▸ **The problem**:
Copy all lines that contain the word "What".
[START Data shown]
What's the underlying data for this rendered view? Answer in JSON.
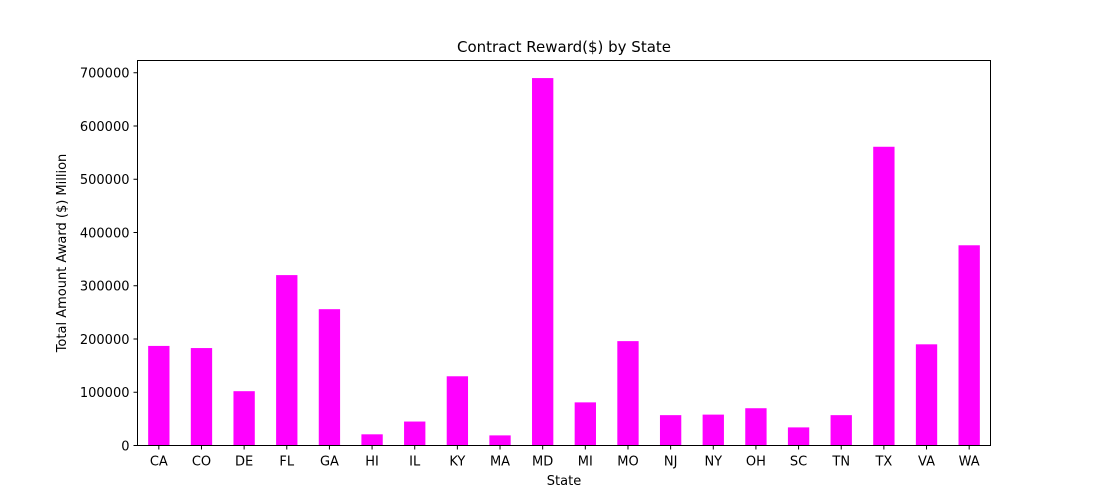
{
  "chart_data": {
    "type": "bar",
    "title": "Contract Reward($) by State",
    "xlabel": "State",
    "ylabel": "Total Amount Award ($) Million",
    "categories": [
      "CA",
      "CO",
      "DE",
      "FL",
      "GA",
      "HI",
      "IL",
      "KY",
      "MA",
      "MD",
      "MI",
      "MO",
      "NJ",
      "NY",
      "OH",
      "SC",
      "TN",
      "TX",
      "VA",
      "WA"
    ],
    "values": [
      187000,
      183000,
      102000,
      320000,
      256000,
      21000,
      45000,
      130000,
      19000,
      690000,
      81000,
      196000,
      57000,
      58000,
      70000,
      34000,
      57000,
      561000,
      190000,
      376000
    ],
    "ylim": [
      0,
      723000
    ],
    "yticks": [
      0,
      100000,
      200000,
      300000,
      400000,
      500000,
      600000,
      700000
    ],
    "bar_color": "#ff00ff",
    "grid": false,
    "legend": false
  }
}
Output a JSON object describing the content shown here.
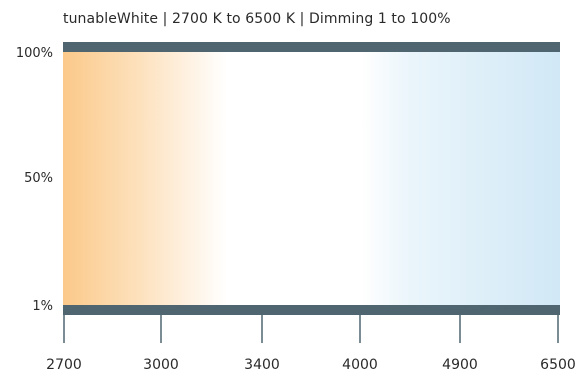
{
  "chart_data": {
    "type": "area",
    "title": "tunableWhite | 2700 K to 6500 K | Dimming 1 to 100%",
    "y_ticks": [
      "100%",
      "50%",
      "1%"
    ],
    "x_ticks": [
      "2700",
      "3000",
      "3400",
      "4000",
      "4900",
      "6500"
    ],
    "x_unit": "K",
    "x_range": [
      2700,
      6500
    ],
    "y_range": [
      1,
      100
    ],
    "colors": {
      "warm": "#fbc98a",
      "neutral": "#ffffff",
      "cool": "#d1e8f6",
      "bar": "#4f6570",
      "tick": "#4f6570"
    }
  }
}
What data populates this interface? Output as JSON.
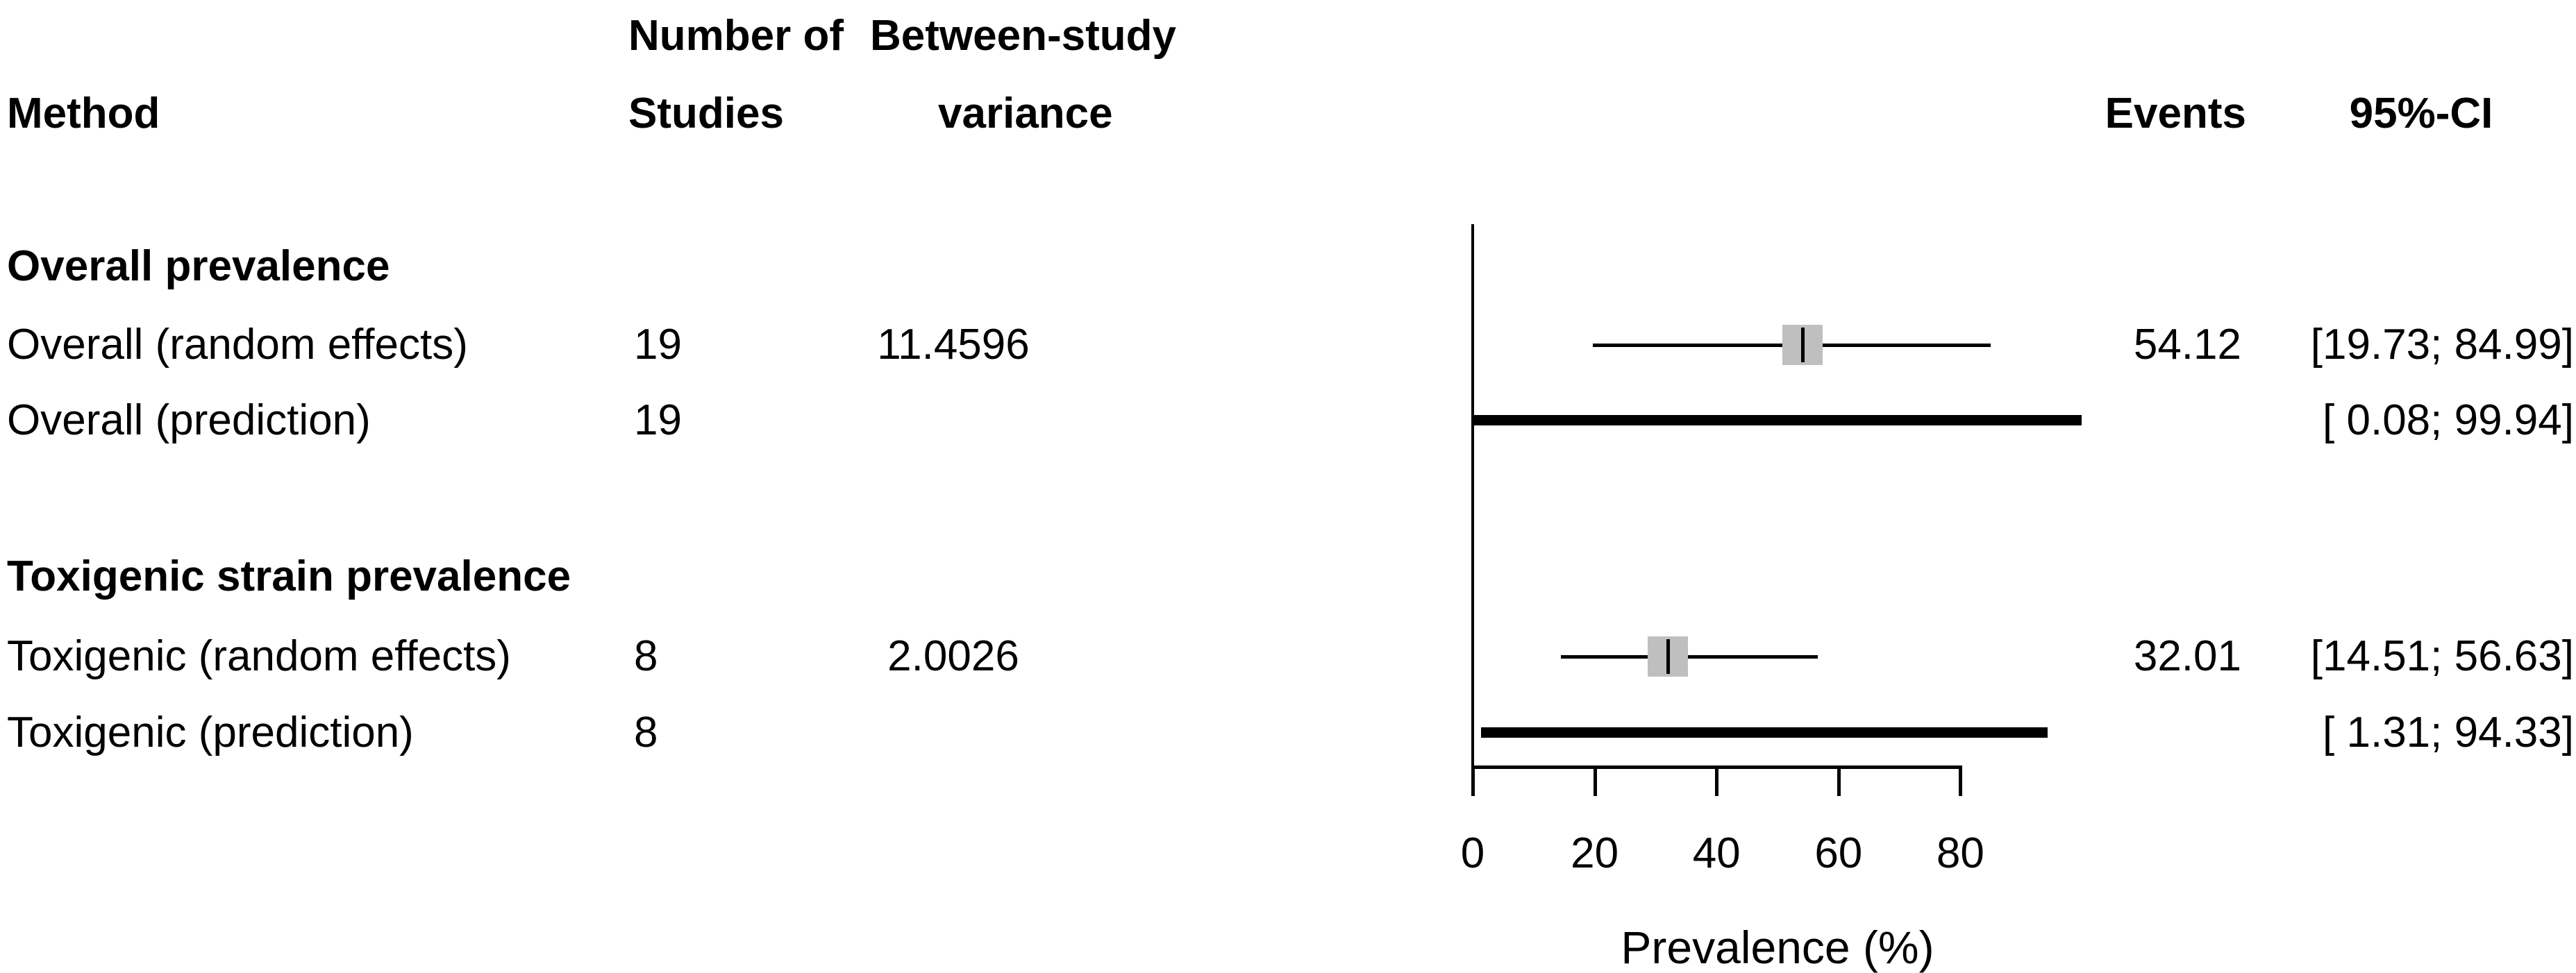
[END Data shown]
▸ **Task solution**:
What's the underlying data for this rendered view? Answer in JSON.
What data populates this interface? Output as JSON.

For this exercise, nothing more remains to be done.